▸ **WHAT THE TASK ASKS**: Keep the pictures out of the copy and print all the entries below exactly.

### SUPPLIED INFORMATION

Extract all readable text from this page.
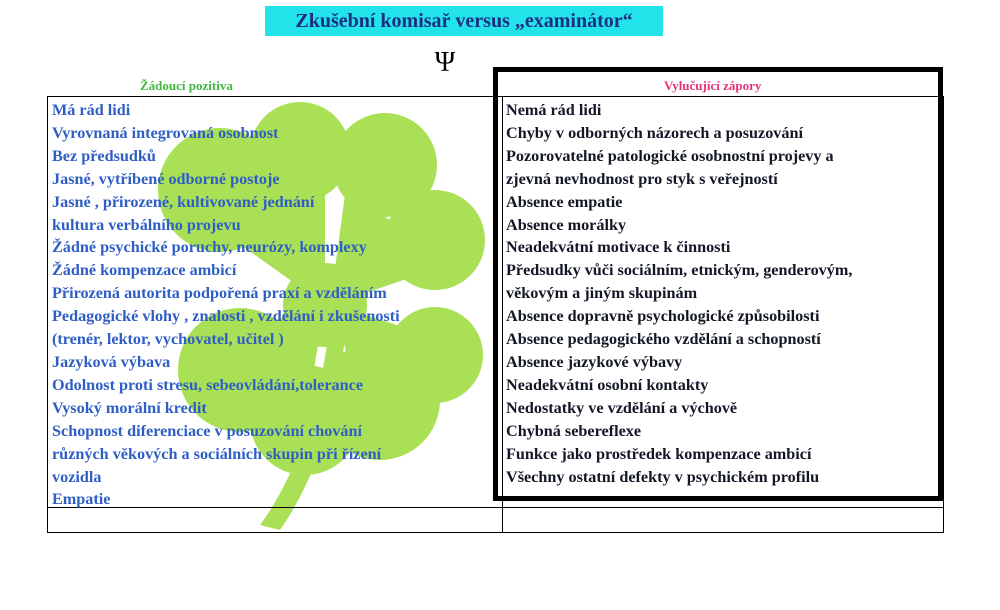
Zkušební komisař versus „examinátor“
Ψ
Žádoucí pozitiva	Vylučující zápory
Má rád lidi
Vyrovnaná integrovaná osobnost
Bez předsudků
Jasné, vytříbené odborné postoje
Jasné , přirozené, kultivované jednání
kultura verbálního projevu
Žádné psychické poruchy, neurózy, komplexy
Žádné kompenzace ambicí
Přirozená autorita podpořená praxí a vzděláním
Pedagogické vlohy , znalosti , vzdělání i zkušenosti
(trenér, lektor, vychovatel, učitel )
Jazyková výbava
Odolnost proti stresu, sebeovládání,tolerance
Vysoký morální kredit
Schopnost diferenciace v posuzování chování
různých věkových a sociálních skupin při řízení
vozidla
Empatie
Nemá rád lidi
Chyby v odborných názorech a posuzování
Pozorovatelné patologické osobnostní projevy a
zjevná nevhodnost pro styk s veřejností
Absence empatie
Absence morálky
Neadekvátní motivace k činnosti
Předsudky vůči sociálním, etnickým, genderovým,
věkovým a jiným skupinám
Absence dopravně psychologické způsobilosti
Absence pedagogického vzdělání a schopností
Absence jazykové výbavy
Neadekvátní osobní kontakty
Nedostatky ve vzdělání a výchově
Chybná sebereflexe
Funkce jako prostředek kompenzace ambicí
Všechny ostatní defekty v psychickém profilu
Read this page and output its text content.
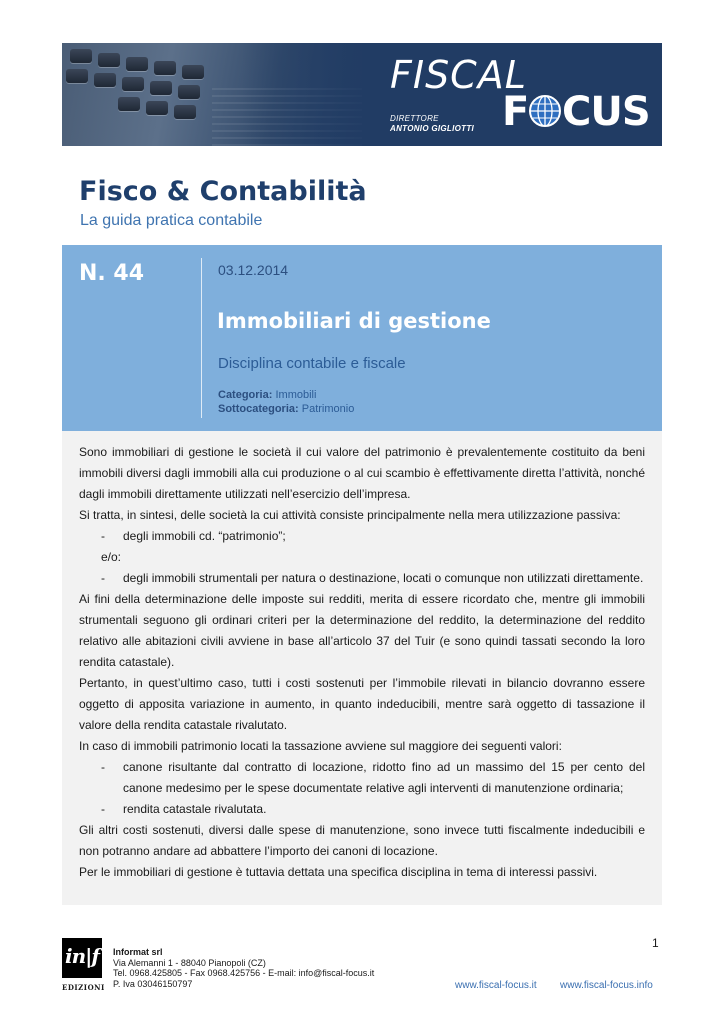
FISCAL
DIRETTORE
ANTONIO GIGLIOTTI F CUS
Fisco & Contabilità
La guida pratica contabile
N. 44	03.12.2014
Immobiliari di gestione
Disciplina contabile e fiscale
Categoria: Immobili
Sottocategoria: Patrimonio

Sono immobiliari di gestione le società il cui valore del patrimonio è prevalentemente costituito da beni immobili diversi dagli immobili alla cui produzione o al cui scambio è effettivamente diretta l’attività, nonché dagli immobili direttamente utilizzati nell’esercizio dell’impresa.

Si tratta, in sintesi, delle società la cui attività consiste principalmente nella mera utilizzazione passiva:

-	degli immobili cd. “patrimonio”;

e/o:

-	degli immobili strumentali per natura o destinazione, locati o comunque non utilizzati direttamente.

Ai fini della determinazione delle imposte sui redditi, merita di essere ricordato che, mentre gli immobili strumentali seguono gli ordinari criteri per la determinazione del reddito, la determinazione del reddito relativo alle abitazioni civili avviene in base all’articolo 37 del Tuir (e sono quindi tassati secondo la loro rendita catastale).

Pertanto, in quest’ultimo caso, tutti i costi sostenuti per l’immobile rilevati in bilancio dovranno essere oggetto di apposita variazione in aumento, in quanto indeducibili, mentre sarà oggetto di tassazione il valore della rendita catastale rivalutato.

In caso di immobili patrimonio locati la tassazione avviene sul maggiore dei seguenti valori:

-	canone risultante dal contratto di locazione, ridotto fino ad un massimo del 15 per cento del canone medesimo per le spese documentate relative agli interventi di manutenzione ordinaria;
-	rendita catastale rivalutata.

Gli altri costi sostenuti, diversi dalle spese di manutenzione, sono invece tutti fiscalmente indeducibili e non potranno andare ad abbattere l’importo dei canoni di locazione.

Per le immobiliari di gestione è tuttavia dettata una specifica disciplina in tema di interessi passivi.

1
in|f
EDIZIONI
Informat srl
Via Alemanni 1 - 88040 Pianopoli (CZ)
Tel. 0968.425805 - Fax 0968.425756 - E-mail: info@fiscal-focus.it
P. Iva 03046150797	www.fiscal-focus.it www.fiscal-focus.info
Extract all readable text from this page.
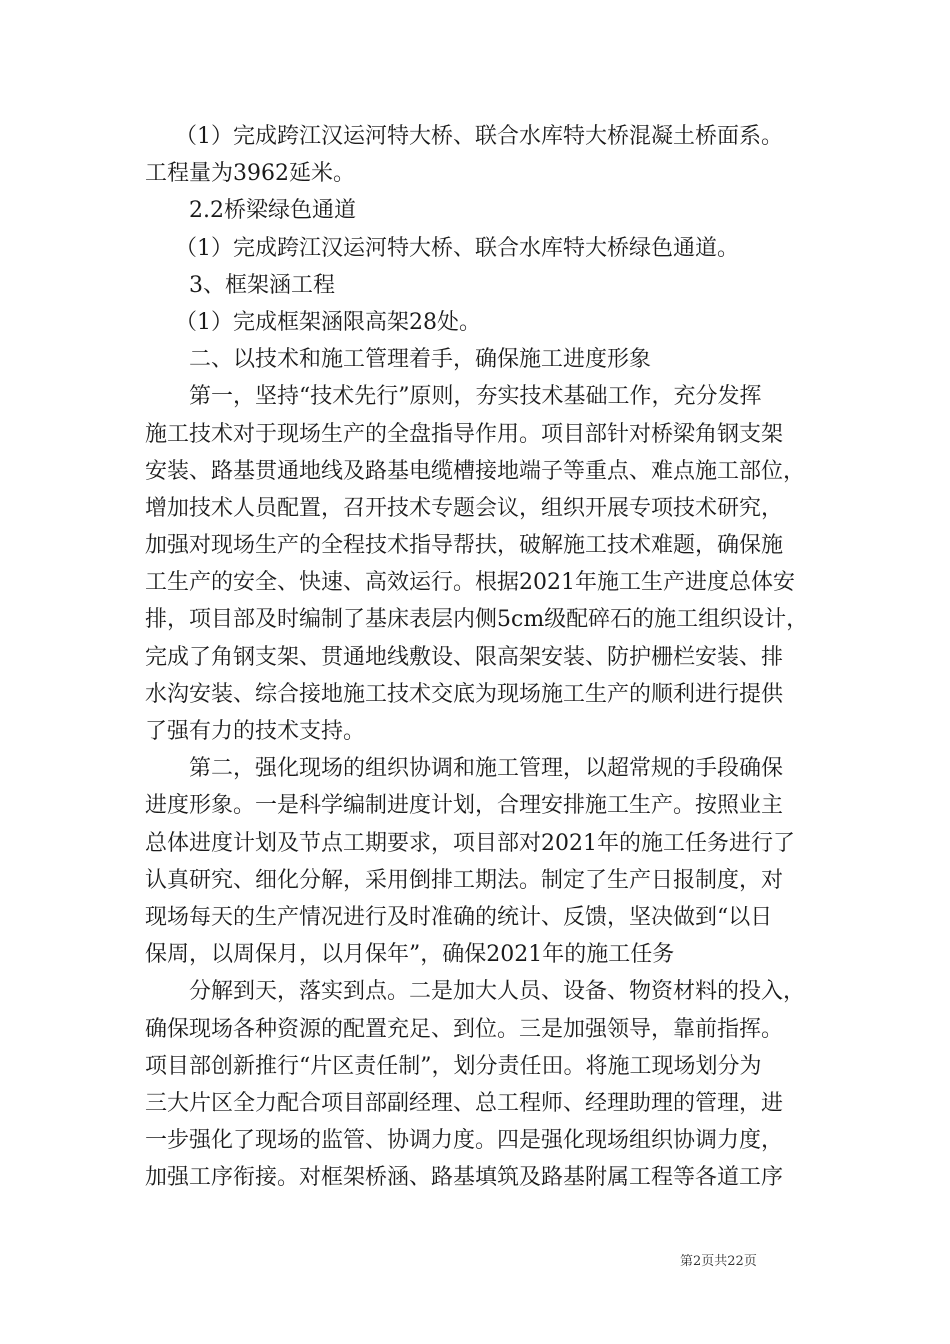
（1）完成跨江汉运河特大桥、联合水库特大桥混凝土桥面系。
工程量为3962延米。
2.2桥梁绿色通道
（1）完成跨江汉运河特大桥、联合水库特大桥绿色通道。
3、框架涵工程
（1）完成框架涵限高架28处。
二、以技术和施工管理着手，确保施工进度形象
第一，坚持“技术先行”原则，夯实技术基础工作，充分发挥
施工技术对于现场生产的全盘指导作用。项目部针对桥梁角钢支架
安装、路基贯通地线及路基电缆槽接地端子等重点、难点施工部位，
增加技术人员配置，召开技术专题会议，组织开展专项技术研究，
加强对现场生产的全程技术指导帮扶，破解施工技术难题，确保施
工生产的安全、快速、高效运行。根据2021年施工生产进度总体安
排，项目部及时编制了基床表层内侧5cm级配碎石的施工组织设计，
完成了角钢支架、贯通地线敷设、限高架安装、防护栅栏安装、排
水沟安装、综合接地施工技术交底为现场施工生产的顺利进行提供
了强有力的技术支持。
第二，强化现场的组织协调和施工管理，以超常规的手段确保
进度形象。一是科学编制进度计划，合理安排施工生产。按照业主
总体进度计划及节点工期要求，项目部对2021年的施工任务进行了
认真研究、细化分解，采用倒排工期法。制定了生产日报制度，对
现场每天的生产情况进行及时准确的统计、反馈，坚决做到“以日
保周，以周保月，以月保年”，确保2021年的施工任务
分解到天，落实到点。二是加大人员、设备、物资材料的投入，
确保现场各种资源的配置充足、到位。三是加强领导，靠前指挥。
项目部创新推行“片区责任制”，划分责任田。将施工现场划分为
三大片区全力配合项目部副经理、总工程师、经理助理的管理，进
一步强化了现场的监管、协调力度。四是强化现场组织协调力度，
加强工序衔接。对框架桥涵、路基填筑及路基附属工程等各道工序
第2页共22页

######

▸ **RESPONSE**:
Extract all readable text from this page.
Zkušební komisař versus „examinátor“
Ψ
Žádoucí pozitiva	Vylučující zápory
Má rád lidi
Vyrovnaná integrovaná osobnost
Bez předsudků
Jasné, vytříbené odborné postoje
Jasné , přirozené, kultivované jednání
kultura verbálního projevu
Žádné psychické poruchy, neurózy, komplexy
Žádné kompenzace ambicí
Přirozená autorita podpořená praxí a vzděláním
Pedagogické vlohy , znalosti , vzdělání i zkušenosti
(trenér, lektor, vychovatel, učitel )
Jazyková výbava
Odolnost proti stresu, sebeovládání,tolerance
Vysoký morální kredit
Schopnost diferenciace v posuzování chování
různých věkových a sociálních skupin při řízení
vozidla
Empatie
Nemá rád lidi
Chyby v odborných názorech a posuzování
Pozorovatelné patologické osobnostní projevy a
zjevná nevhodnost pro styk s veřejností
Absence empatie
Absence morálky
Neadekvátní motivace k činnosti
Předsudky vůči sociálním, etnickým, genderovým,
věkovým a jiným skupinám
Absence dopravně psychologické způsobilosti
Absence pedagogického vzdělání a schopností
Absence jazykové výbavy
Neadekvátní osobní kontakty
Nedostatky ve vzdělání a výchově
Chybná sebereflexe
Funkce jako prostředek kompenzace ambicí
Všechny ostatní defekty v psychickém profilu
Read this page and output its text content.
FISCAL
DIRETTORE
ANTONIO GIGLIOTTI F CUS
Fisco & Contabilità
La guida pratica contabile
N. 44	03.12.2014
Immobiliari di gestione
Disciplina contabile e fiscale
Categoria: Immobili
Sottocategoria: Patrimonio

Sono immobiliari di gestione le società il cui valore del patrimonio è prevalentemente costituito da beni immobili diversi dagli immobili alla cui produzione o al cui scambio è effettivamente diretta l’attività, nonché dagli immobili direttamente utilizzati nell’esercizio dell’impresa.

Si tratta, in sintesi, delle società la cui attività consiste principalmente nella mera utilizzazione passiva:

-	degli immobili cd. “patrimonio”;

e/o:

-	degli immobili strumentali per natura o destinazione, locati o comunque non utilizzati direttamente.

Ai fini della determinazione delle imposte sui redditi, merita di essere ricordato che, mentre gli immobili strumentali seguono gli ordinari criteri per la determinazione del reddito, la determinazione del reddito relativo alle abitazioni civili avviene in base all’articolo 37 del Tuir (e sono quindi tassati secondo la loro rendita catastale).

Pertanto, in quest’ultimo caso, tutti i costi sostenuti per l’immobile rilevati in bilancio dovranno essere oggetto di apposita variazione in aumento, in quanto indeducibili, mentre sarà oggetto di tassazione il valore della rendita catastale rivalutato.

In caso di immobili patrimonio locati la tassazione avviene sul maggiore dei seguenti valori:

-	canone risultante dal contratto di locazione, ridotto fino ad un massimo del 15 per cento del canone medesimo per le spese documentate relative agli interventi di manutenzione ordinaria;
-	rendita catastale rivalutata.

Gli altri costi sostenuti, diversi dalle spese di manutenzione, sono invece tutti fiscalmente indeducibili e non potranno andare ad abbattere l’importo dei canoni di locazione.

Per le immobiliari di gestione è tuttavia dettata una specifica disciplina in tema di interessi passivi.

1
in|f
EDIZIONI
Informat srl
Via Alemanni 1 - 88040 Pianopoli (CZ)
Tel. 0968.425805 - Fax 0968.425756 - E-mail: info@fiscal-focus.it
P. Iva 03046150797	www.fiscal-focus.it www.fiscal-focus.info
Extract all readable text from this page.
（1）完成跨江汉运河特大桥、联合水库特大桥混凝土桥面系。
工程量为3962延米。
2.2桥梁绿色通道
（1）完成跨江汉运河特大桥、联合水库特大桥绿色通道。
3、框架涵工程
（1）完成框架涵限高架28处。
二、以技术和施工管理着手，确保施工进度形象
第一，坚持“技术先行”原则，夯实技术基础工作，充分发挥
施工技术对于现场生产的全盘指导作用。项目部针对桥梁角钢支架
安装、路基贯通地线及路基电缆槽接地端子等重点、难点施工部位，
增加技术人员配置，召开技术专题会议，组织开展专项技术研究，
加强对现场生产的全程技术指导帮扶，破解施工技术难题，确保施
工生产的安全、快速、高效运行。根据2021年施工生产进度总体安
排，项目部及时编制了基床表层内侧5cm级配碎石的施工组织设计，
完成了角钢支架、贯通地线敷设、限高架安装、防护栅栏安装、排
水沟安装、综合接地施工技术交底为现场施工生产的顺利进行提供
了强有力的技术支持。
第二，强化现场的组织协调和施工管理，以超常规的手段确保
进度形象。一是科学编制进度计划，合理安排施工生产。按照业主
总体进度计划及节点工期要求，项目部对2021年的施工任务进行了
认真研究、细化分解，采用倒排工期法。制定了生产日报制度，对
现场每天的生产情况进行及时准确的统计、反馈，坚决做到“以日
保周，以周保月，以月保年”，确保2021年的施工任务
分解到天，落实到点。二是加大人员、设备、物资材料的投入，
确保现场各种资源的配置充足、到位。三是加强领导，靠前指挥。
项目部创新推行“片区责任制”，划分责任田。将施工现场划分为
三大片区全力配合项目部副经理、总工程师、经理助理的管理，进
一步强化了现场的监管、协调力度。四是强化现场组织协调力度，
加强工序衔接。对框架桥涵、路基填筑及路基附属工程等各道工序
第2页共22页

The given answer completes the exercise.